[Exercise objective]
Count each line in which the word "Ocean" appears. Reply with the total and nothing more.

Records from a dataset:
◇ ◇ ◇

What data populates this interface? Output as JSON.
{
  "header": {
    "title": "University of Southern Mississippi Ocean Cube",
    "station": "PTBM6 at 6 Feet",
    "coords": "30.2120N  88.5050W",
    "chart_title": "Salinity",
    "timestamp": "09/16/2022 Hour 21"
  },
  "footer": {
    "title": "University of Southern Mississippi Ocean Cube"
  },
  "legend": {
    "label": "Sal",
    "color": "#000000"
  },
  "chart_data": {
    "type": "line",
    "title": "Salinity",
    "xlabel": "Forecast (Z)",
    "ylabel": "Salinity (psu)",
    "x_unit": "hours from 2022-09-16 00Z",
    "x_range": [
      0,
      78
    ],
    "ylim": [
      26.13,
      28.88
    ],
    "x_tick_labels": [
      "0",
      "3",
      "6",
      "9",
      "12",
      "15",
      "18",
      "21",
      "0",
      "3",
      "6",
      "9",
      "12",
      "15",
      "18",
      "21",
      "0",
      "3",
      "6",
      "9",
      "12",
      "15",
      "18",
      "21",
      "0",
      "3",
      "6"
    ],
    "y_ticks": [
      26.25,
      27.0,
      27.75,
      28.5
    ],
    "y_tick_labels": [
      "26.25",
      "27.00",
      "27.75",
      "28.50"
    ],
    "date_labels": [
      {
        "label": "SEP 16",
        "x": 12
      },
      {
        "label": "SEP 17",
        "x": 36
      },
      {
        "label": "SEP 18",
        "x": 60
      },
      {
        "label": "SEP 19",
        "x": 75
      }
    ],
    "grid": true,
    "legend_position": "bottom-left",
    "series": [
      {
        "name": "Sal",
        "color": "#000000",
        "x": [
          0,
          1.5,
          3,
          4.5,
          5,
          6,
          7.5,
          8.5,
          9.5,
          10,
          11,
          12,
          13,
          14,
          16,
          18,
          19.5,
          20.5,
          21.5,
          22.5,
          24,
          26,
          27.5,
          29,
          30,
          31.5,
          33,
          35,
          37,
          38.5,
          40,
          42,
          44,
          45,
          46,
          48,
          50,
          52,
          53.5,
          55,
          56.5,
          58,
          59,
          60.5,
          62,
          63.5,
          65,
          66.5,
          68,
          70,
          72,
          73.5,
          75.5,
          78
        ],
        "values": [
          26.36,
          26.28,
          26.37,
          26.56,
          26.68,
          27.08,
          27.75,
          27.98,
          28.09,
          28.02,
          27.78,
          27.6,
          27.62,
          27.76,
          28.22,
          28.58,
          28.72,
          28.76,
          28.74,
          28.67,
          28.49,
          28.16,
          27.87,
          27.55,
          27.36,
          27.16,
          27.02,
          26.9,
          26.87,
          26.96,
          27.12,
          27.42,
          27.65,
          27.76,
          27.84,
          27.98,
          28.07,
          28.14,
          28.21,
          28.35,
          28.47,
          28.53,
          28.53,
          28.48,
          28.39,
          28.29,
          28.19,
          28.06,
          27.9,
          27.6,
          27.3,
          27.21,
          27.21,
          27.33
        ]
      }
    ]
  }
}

◇ ◇ ◇

[Full output]
2